*GIVEN TASK*
Your task is to copy each line that has the word "title".
··· RECORDS TO USE ···
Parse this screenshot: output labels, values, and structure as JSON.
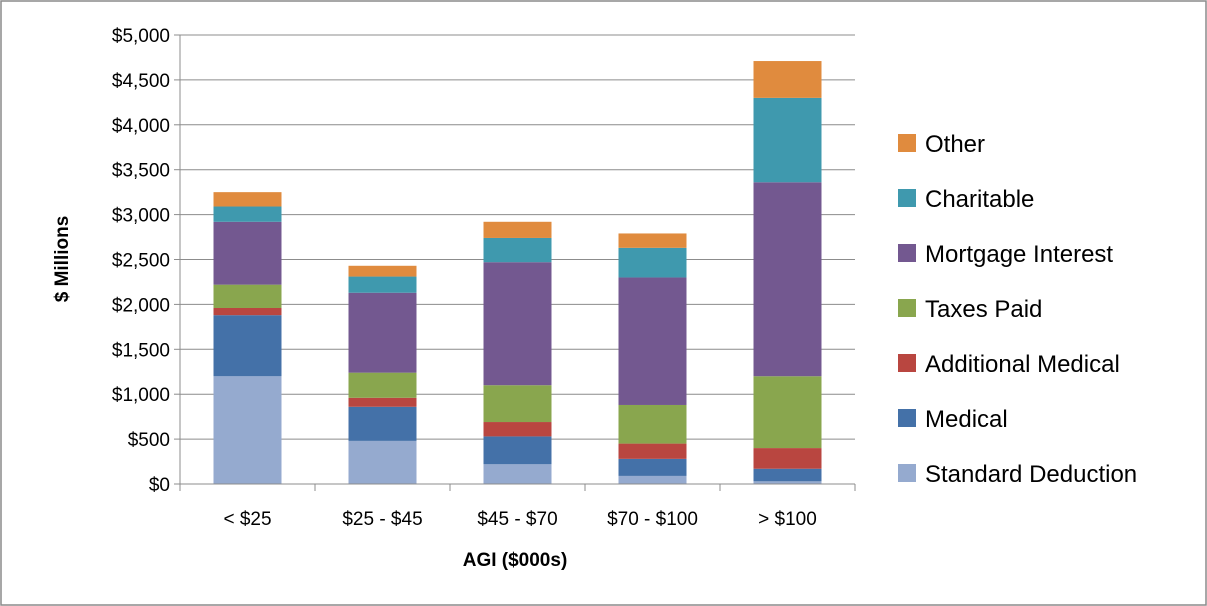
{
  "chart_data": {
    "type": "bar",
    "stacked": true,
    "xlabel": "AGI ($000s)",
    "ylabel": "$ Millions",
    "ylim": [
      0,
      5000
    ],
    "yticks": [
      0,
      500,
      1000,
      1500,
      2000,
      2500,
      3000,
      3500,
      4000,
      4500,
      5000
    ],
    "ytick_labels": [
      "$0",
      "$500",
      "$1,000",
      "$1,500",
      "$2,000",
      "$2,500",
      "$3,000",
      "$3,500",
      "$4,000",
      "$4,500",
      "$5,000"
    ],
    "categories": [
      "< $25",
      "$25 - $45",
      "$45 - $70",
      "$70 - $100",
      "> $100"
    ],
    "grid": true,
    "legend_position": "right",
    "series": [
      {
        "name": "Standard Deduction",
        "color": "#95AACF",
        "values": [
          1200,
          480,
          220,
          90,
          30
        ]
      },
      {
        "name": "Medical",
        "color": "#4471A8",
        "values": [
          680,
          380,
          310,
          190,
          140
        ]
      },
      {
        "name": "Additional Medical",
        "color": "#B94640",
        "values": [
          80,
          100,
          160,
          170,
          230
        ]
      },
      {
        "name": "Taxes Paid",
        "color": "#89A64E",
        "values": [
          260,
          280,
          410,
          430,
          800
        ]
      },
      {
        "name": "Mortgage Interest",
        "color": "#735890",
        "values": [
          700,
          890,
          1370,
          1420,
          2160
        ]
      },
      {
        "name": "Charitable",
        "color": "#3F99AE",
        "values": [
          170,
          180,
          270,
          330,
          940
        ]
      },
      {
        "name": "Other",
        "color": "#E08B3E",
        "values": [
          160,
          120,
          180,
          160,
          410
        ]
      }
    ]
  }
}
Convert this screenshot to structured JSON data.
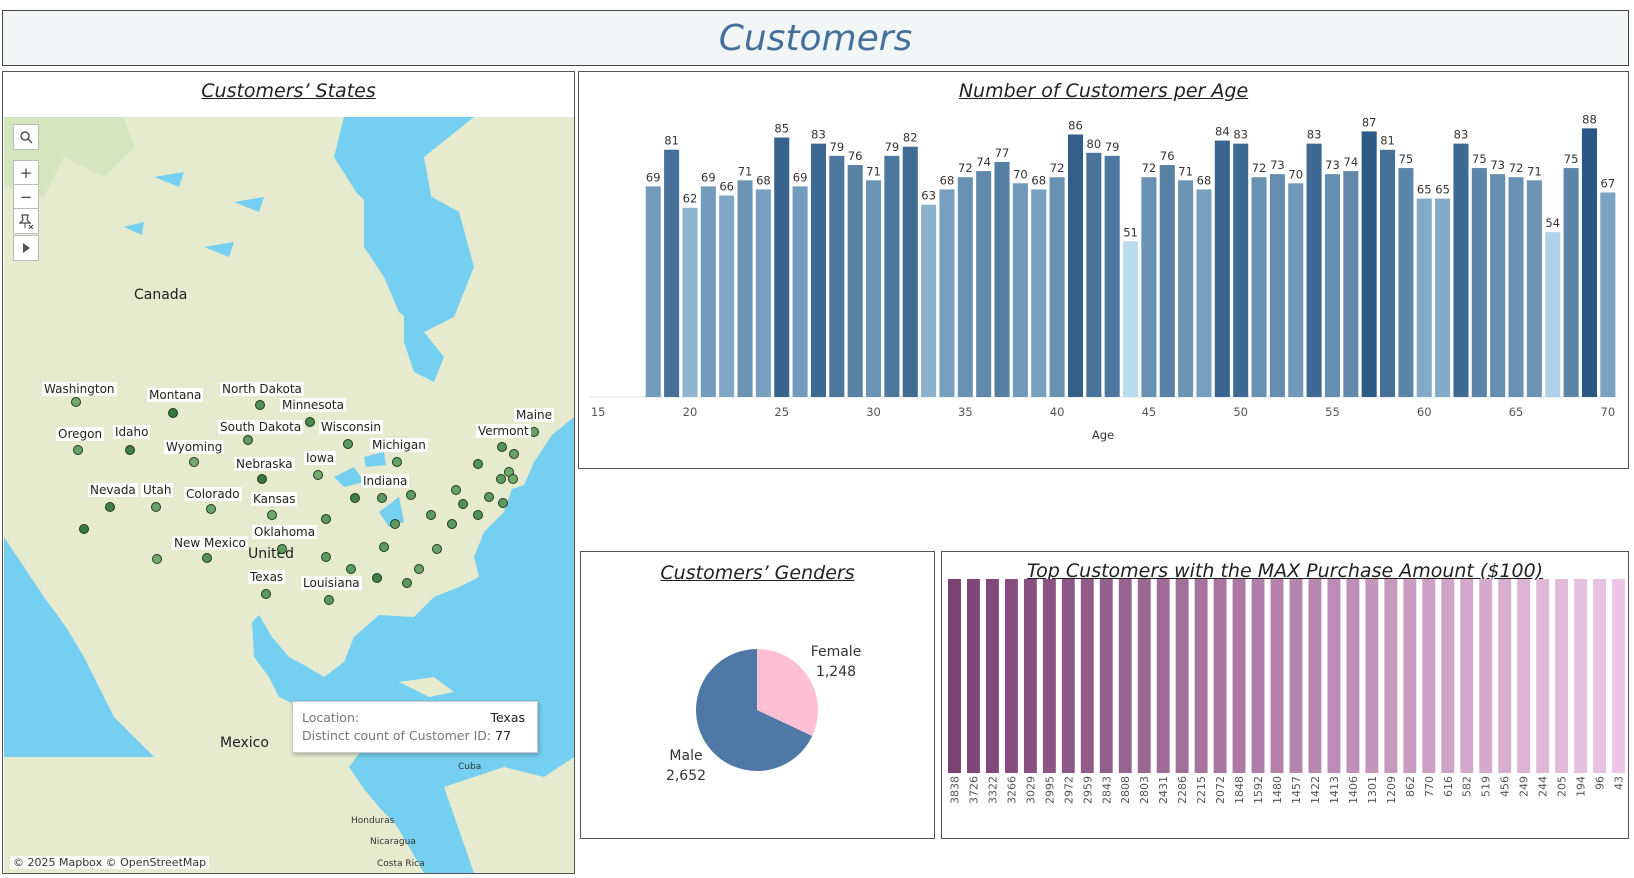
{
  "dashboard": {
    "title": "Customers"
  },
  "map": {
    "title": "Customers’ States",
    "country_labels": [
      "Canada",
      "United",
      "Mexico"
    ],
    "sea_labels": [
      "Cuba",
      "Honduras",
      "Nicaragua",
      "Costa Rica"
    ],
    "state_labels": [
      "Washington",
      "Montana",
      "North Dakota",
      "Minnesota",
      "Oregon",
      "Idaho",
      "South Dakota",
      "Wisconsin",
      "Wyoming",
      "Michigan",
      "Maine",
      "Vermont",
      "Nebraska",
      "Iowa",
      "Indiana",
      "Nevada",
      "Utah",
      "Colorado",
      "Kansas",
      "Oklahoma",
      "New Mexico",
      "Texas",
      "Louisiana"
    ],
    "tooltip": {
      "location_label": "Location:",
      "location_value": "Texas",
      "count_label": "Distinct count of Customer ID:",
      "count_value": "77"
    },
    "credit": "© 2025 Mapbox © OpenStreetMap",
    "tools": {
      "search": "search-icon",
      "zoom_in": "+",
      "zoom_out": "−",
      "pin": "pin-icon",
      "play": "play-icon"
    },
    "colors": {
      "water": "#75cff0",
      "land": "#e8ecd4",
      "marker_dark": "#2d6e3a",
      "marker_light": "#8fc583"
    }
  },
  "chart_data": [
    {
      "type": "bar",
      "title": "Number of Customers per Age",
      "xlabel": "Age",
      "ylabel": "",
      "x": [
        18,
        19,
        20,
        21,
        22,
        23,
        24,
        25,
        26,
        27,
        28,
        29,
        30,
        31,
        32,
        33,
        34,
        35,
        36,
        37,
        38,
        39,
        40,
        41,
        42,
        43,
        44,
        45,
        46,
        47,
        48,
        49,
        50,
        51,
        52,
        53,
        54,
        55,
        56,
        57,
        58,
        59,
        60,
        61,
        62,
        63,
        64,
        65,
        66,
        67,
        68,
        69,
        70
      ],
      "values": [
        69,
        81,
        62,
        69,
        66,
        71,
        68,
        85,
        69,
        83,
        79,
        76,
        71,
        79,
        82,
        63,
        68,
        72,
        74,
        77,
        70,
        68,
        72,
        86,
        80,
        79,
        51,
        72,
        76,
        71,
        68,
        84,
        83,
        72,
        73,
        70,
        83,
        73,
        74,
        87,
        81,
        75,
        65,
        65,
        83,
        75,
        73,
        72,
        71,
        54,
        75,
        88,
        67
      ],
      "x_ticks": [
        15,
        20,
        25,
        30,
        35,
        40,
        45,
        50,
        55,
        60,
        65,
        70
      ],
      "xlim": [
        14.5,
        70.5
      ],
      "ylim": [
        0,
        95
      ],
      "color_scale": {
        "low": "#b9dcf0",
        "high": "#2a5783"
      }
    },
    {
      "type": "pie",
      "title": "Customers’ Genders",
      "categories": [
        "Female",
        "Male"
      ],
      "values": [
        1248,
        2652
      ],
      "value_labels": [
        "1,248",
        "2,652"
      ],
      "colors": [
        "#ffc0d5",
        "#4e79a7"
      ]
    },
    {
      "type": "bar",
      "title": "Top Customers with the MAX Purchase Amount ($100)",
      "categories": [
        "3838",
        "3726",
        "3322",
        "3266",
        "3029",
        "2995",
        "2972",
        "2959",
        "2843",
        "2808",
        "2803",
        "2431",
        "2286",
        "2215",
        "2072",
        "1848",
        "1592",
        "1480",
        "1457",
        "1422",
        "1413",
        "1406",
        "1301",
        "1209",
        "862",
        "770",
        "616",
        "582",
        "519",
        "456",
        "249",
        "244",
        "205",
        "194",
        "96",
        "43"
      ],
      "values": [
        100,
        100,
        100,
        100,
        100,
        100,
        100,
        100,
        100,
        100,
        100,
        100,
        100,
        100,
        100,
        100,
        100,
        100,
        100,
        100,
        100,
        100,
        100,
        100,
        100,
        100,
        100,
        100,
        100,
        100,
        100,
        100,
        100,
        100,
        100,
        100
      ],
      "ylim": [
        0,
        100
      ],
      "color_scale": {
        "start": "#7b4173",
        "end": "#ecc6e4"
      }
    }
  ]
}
···
*TASK RESPONSE*
    "title": "Customers"
    "title": "Customers’ States",
      "title": "Number of Customers per Age",
      "title": "Customers’ Genders",
      "title": "Top Customers with the MAX Purchase Amount ($100)",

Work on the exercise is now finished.